**What you will do:**
Copy each line where the word "LAeq" occurs.

**Data extract:**
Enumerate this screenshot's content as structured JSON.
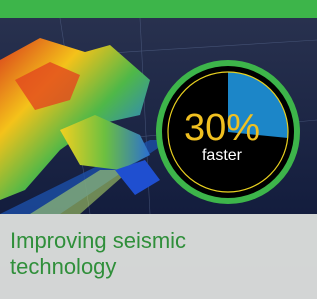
{
  "badge": {
    "value": "30%",
    "caption": "faster"
  },
  "headline": "Improving seismic technology"
}
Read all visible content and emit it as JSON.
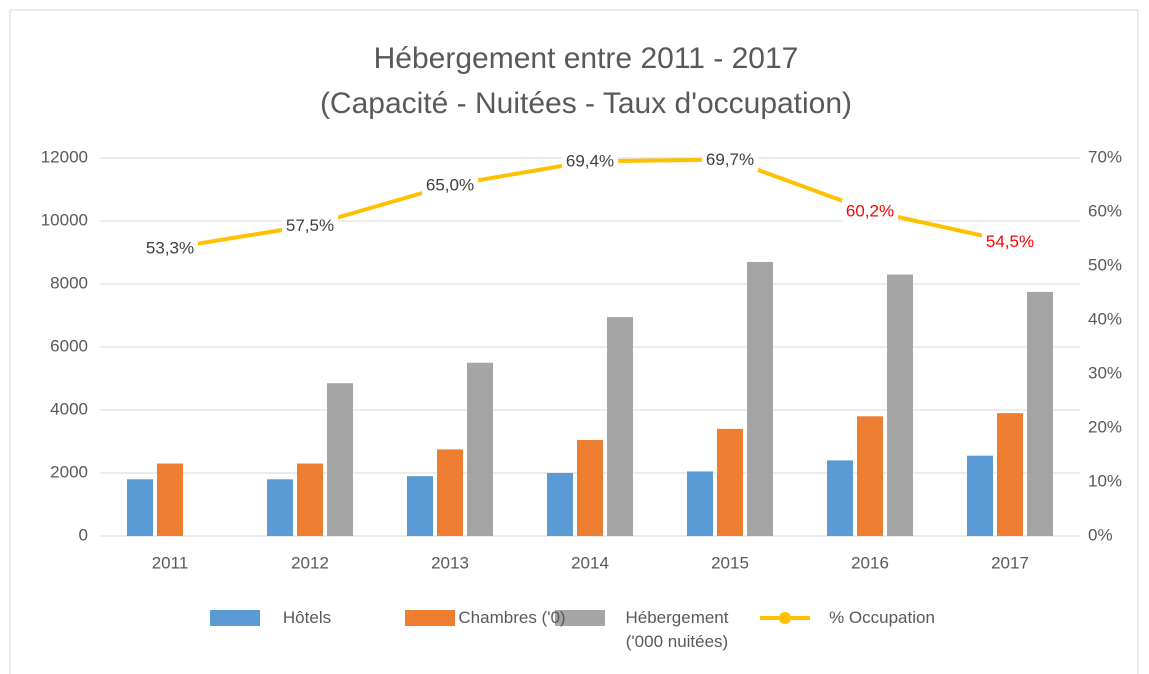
{
  "chart_data": {
    "type": "bar",
    "title": "Hébergement entre 2011 - 2017",
    "subtitle": "(Capacité - Nuitées - Taux d'occupation)",
    "categories": [
      "2011",
      "2012",
      "2013",
      "2014",
      "2015",
      "2016",
      "2017"
    ],
    "series": [
      {
        "name": "Hôtels",
        "color": "#5b9bd5",
        "type": "bar",
        "values": [
          1800,
          1800,
          1900,
          2000,
          2050,
          2400,
          2550
        ]
      },
      {
        "name": "Chambres ('0)",
        "color": "#ed7d31",
        "type": "bar",
        "values": [
          2300,
          2300,
          2750,
          3050,
          3400,
          3800,
          3900
        ]
      },
      {
        "name": "Hébergement ('000 nuitées)",
        "color": "#a5a5a5",
        "type": "bar",
        "values": [
          null,
          4850,
          5500,
          6950,
          8700,
          8300,
          7750
        ]
      },
      {
        "name": "% Occupation",
        "color": "#ffc000",
        "type": "line",
        "axis": "y2",
        "values": [
          53.3,
          57.5,
          65.0,
          69.4,
          69.7,
          60.2,
          54.5
        ],
        "value_labels": [
          "53,3%",
          "57,5%",
          "65,0%",
          "69,4%",
          "69,7%",
          "60,2%",
          "54,5%"
        ],
        "value_label_colors": [
          "#404040",
          "#404040",
          "#404040",
          "#404040",
          "#404040",
          "#ff0000",
          "#ff0000"
        ]
      }
    ],
    "ylim": [
      0,
      12000
    ],
    "yticks": [
      0,
      2000,
      4000,
      6000,
      8000,
      10000,
      12000
    ],
    "y2lim": [
      0,
      70
    ],
    "y2ticks": [
      {
        "value": 0,
        "label": "0%"
      },
      {
        "value": 10,
        "label": "10%"
      },
      {
        "value": 20,
        "label": "20%"
      },
      {
        "value": 30,
        "label": "30%"
      },
      {
        "value": 40,
        "label": "40%"
      },
      {
        "value": 50,
        "label": "50%"
      },
      {
        "value": 60,
        "label": "60%"
      },
      {
        "value": 70,
        "label": "70%"
      }
    ],
    "grid": true,
    "legend": "bottom"
  }
}
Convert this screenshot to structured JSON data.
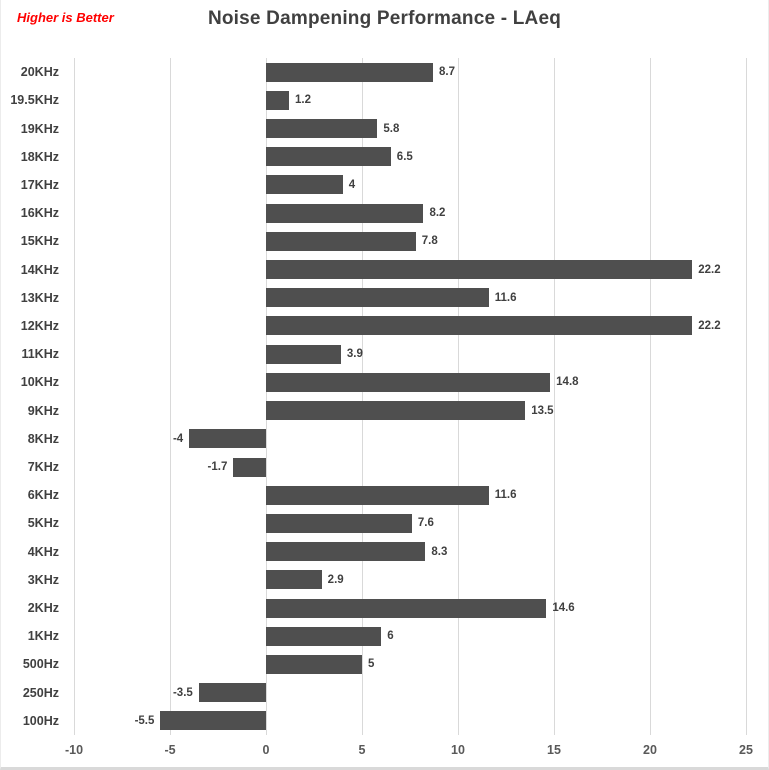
{
  "annotation": {
    "text": "Higher is Better",
    "color": "#ff0000"
  },
  "title": "Noise Dampening Performance - LAeq",
  "chart_data": {
    "type": "bar",
    "orientation": "horizontal",
    "title": "Noise Dampening Performance - LAeq",
    "categories": [
      "20KHz",
      "19.5KHz",
      "19KHz",
      "18KHz",
      "17KHz",
      "16KHz",
      "15KHz",
      "14KHz",
      "13KHz",
      "12KHz",
      "11KHz",
      "10KHz",
      "9KHz",
      "8KHz",
      "7KHz",
      "6KHz",
      "5KHz",
      "4KHz",
      "3KHz",
      "2KHz",
      "1KHz",
      "500Hz",
      "250Hz",
      "100Hz"
    ],
    "values": [
      8.7,
      1.2,
      5.8,
      6.5,
      4,
      8.2,
      7.8,
      22.2,
      11.6,
      22.2,
      3.9,
      14.8,
      13.5,
      -4,
      -1.7,
      11.6,
      7.6,
      8.3,
      2.9,
      14.6,
      6,
      5,
      -3.5,
      -5.5
    ],
    "value_labels": [
      "8.7",
      "1.2",
      "5.8",
      "6.5",
      "4",
      "8.2",
      "7.8",
      "22.2",
      "11.6",
      "22.2",
      "3.9",
      "14.8",
      "13.5",
      "-4",
      "-1.7",
      "11.6",
      "7.6",
      "8.3",
      "2.9",
      "14.6",
      "6",
      "5",
      "-3.5",
      "-5.5"
    ],
    "x_ticks": [
      "-10",
      "-5",
      "0",
      "5",
      "10",
      "15",
      "20",
      "25"
    ],
    "x_tick_values": [
      -10,
      -5,
      0,
      5,
      10,
      15,
      20,
      25
    ],
    "xlim": [
      -10,
      25
    ],
    "xlabel": "",
    "ylabel": "",
    "grid": "vertical",
    "legend": "none",
    "bar_color": "#4f4f4f",
    "gridline_color": "#d9d9d9"
  }
}
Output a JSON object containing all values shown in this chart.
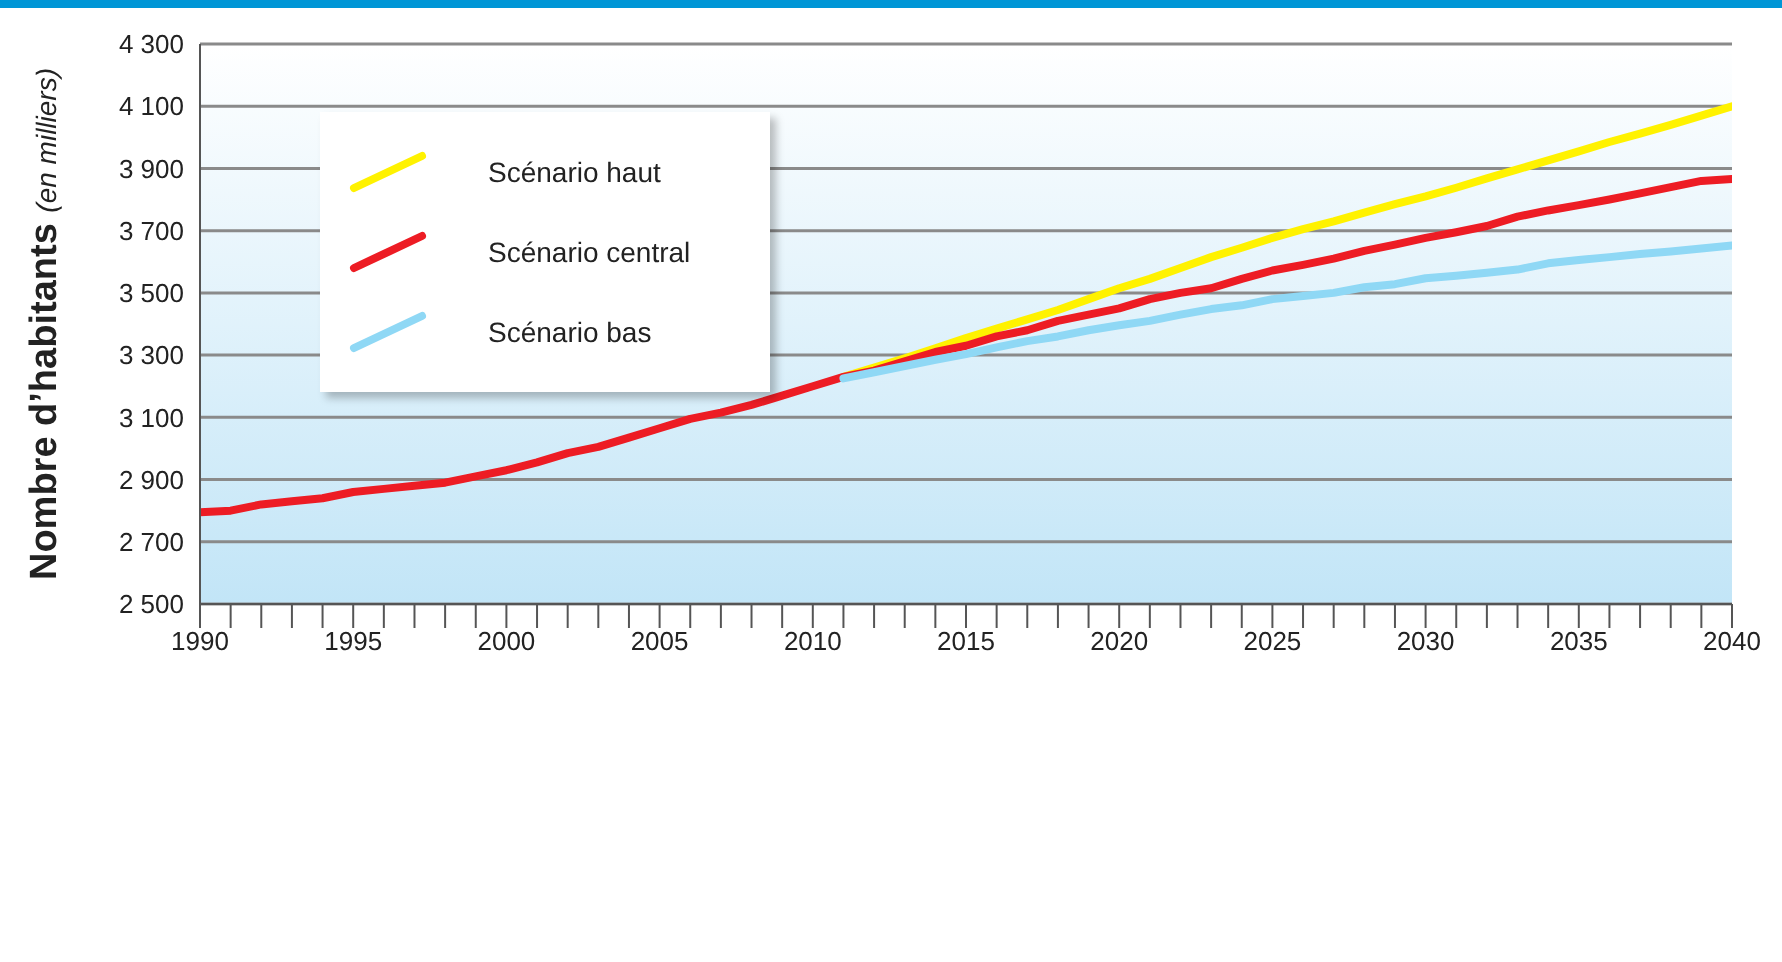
{
  "chart_data": {
    "type": "line",
    "ylabel": "Nombre d’habitants (en milliers)",
    "x": [
      1990,
      1991,
      1992,
      1993,
      1994,
      1995,
      1996,
      1997,
      1998,
      1999,
      2000,
      2001,
      2002,
      2003,
      2004,
      2005,
      2006,
      2007,
      2008,
      2009,
      2010,
      2011,
      2012,
      2013,
      2014,
      2015,
      2016,
      2017,
      2018,
      2019,
      2020,
      2021,
      2022,
      2023,
      2024,
      2025,
      2026,
      2027,
      2028,
      2029,
      2030,
      2031,
      2032,
      2033,
      2034,
      2035,
      2036,
      2037,
      2038,
      2039,
      2040
    ],
    "series": [
      {
        "name": "Scénario haut",
        "color": "#fff200",
        "values": [
          null,
          null,
          null,
          null,
          null,
          null,
          null,
          null,
          null,
          null,
          null,
          null,
          null,
          null,
          null,
          null,
          null,
          null,
          null,
          null,
          null,
          3230,
          3260,
          3290,
          3322,
          3355,
          3385,
          3415,
          3445,
          3480,
          3515,
          3545,
          3580,
          3615,
          3645,
          3677,
          3705,
          3730,
          3758,
          3785,
          3810,
          3838,
          3868,
          3897,
          3926,
          3955,
          3985,
          4012,
          4040,
          4070,
          4100
        ]
      },
      {
        "name": "Scénario central",
        "color": "#ed1c24",
        "values": [
          2795,
          2800,
          2820,
          2830,
          2840,
          2860,
          2870,
          2880,
          2890,
          2910,
          2930,
          2955,
          2985,
          3005,
          3035,
          3065,
          3095,
          3115,
          3140,
          3170,
          3200,
          3230,
          3250,
          3280,
          3310,
          3330,
          3360,
          3380,
          3410,
          3430,
          3450,
          3480,
          3500,
          3515,
          3545,
          3572,
          3590,
          3610,
          3635,
          3655,
          3677,
          3695,
          3715,
          3745,
          3765,
          3782,
          3800,
          3820,
          3840,
          3860,
          3866
        ]
      },
      {
        "name": "Scénario bas",
        "color": "#8fd8f5",
        "values": [
          null,
          null,
          null,
          null,
          null,
          null,
          null,
          null,
          null,
          null,
          null,
          null,
          null,
          null,
          null,
          null,
          null,
          null,
          null,
          null,
          null,
          3225,
          3245,
          3265,
          3285,
          3303,
          3325,
          3345,
          3360,
          3380,
          3396,
          3410,
          3430,
          3448,
          3460,
          3480,
          3490,
          3500,
          3518,
          3528,
          3547,
          3555,
          3565,
          3575,
          3595,
          3606,
          3615,
          3625,
          3633,
          3643,
          3652
        ]
      }
    ],
    "xlim": [
      1990,
      2040
    ],
    "xticks": [
      1990,
      {
        "value": 1991,
        "label": null
      },
      {
        "value": 1992,
        "label": null
      },
      {
        "value": 1993,
        "label": null
      },
      {
        "value": 1994,
        "label": null
      },
      1995,
      {
        "value": 1996,
        "label": null
      },
      {
        "value": 1997,
        "label": null
      },
      {
        "value": 1998,
        "label": null
      },
      {
        "value": 1999,
        "label": null
      },
      2000,
      {
        "value": 2001,
        "label": null
      },
      {
        "value": 2002,
        "label": null
      },
      {
        "value": 2003,
        "label": null
      },
      {
        "value": 2004,
        "label": null
      },
      2005,
      {
        "value": 2006,
        "label": null
      },
      {
        "value": 2007,
        "label": null
      },
      {
        "value": 2008,
        "label": null
      },
      {
        "value": 2009,
        "label": null
      },
      2010,
      {
        "value": 2011,
        "label": null
      },
      {
        "value": 2012,
        "label": null
      },
      {
        "value": 2013,
        "label": null
      },
      {
        "value": 2014,
        "label": null
      },
      2015,
      {
        "value": 2016,
        "label": null
      },
      {
        "value": 2017,
        "label": null
      },
      {
        "value": 2018,
        "label": null
      },
      {
        "value": 2019,
        "label": null
      },
      2020,
      {
        "value": 2021,
        "label": null
      },
      {
        "value": 2022,
        "label": null
      },
      {
        "value": 2023,
        "label": null
      },
      {
        "value": 2024,
        "label": null
      },
      2025,
      {
        "value": 2026,
        "label": null
      },
      {
        "value": 2027,
        "label": null
      },
      {
        "value": 2028,
        "label": null
      },
      {
        "value": 2029,
        "label": null
      },
      2030,
      {
        "value": 2031,
        "label": null
      },
      {
        "value": 2032,
        "label": null
      },
      {
        "value": 2033,
        "label": null
      },
      {
        "value": 2034,
        "label": null
      },
      2035,
      {
        "value": 2036,
        "label": null
      },
      {
        "value": 2037,
        "label": null
      },
      {
        "value": 2038,
        "label": null
      },
      {
        "value": 2039,
        "label": null
      },
      2040
    ],
    "ylim": [
      2500,
      4300
    ],
    "yticks": [
      {
        "value": 2500,
        "label": "2 500"
      },
      {
        "value": 2700,
        "label": "2 700"
      },
      {
        "value": 2900,
        "label": "2 900"
      },
      {
        "value": 3100,
        "label": "3 100"
      },
      {
        "value": 3300,
        "label": "3 300"
      },
      {
        "value": 3500,
        "label": "3 500"
      },
      {
        "value": 3700,
        "label": "3 700"
      },
      {
        "value": 3900,
        "label": "3 900"
      },
      {
        "value": 4100,
        "label": "4 100"
      },
      {
        "value": 4300,
        "label": "4 300"
      }
    ],
    "grid": "y",
    "legend": "top left",
    "marker": "none",
    "line_style": "solid"
  }
}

**Task result:**
  "title": "Noise Dampening Performance - LAeq",
    "title": "Noise Dampening Performance - LAeq",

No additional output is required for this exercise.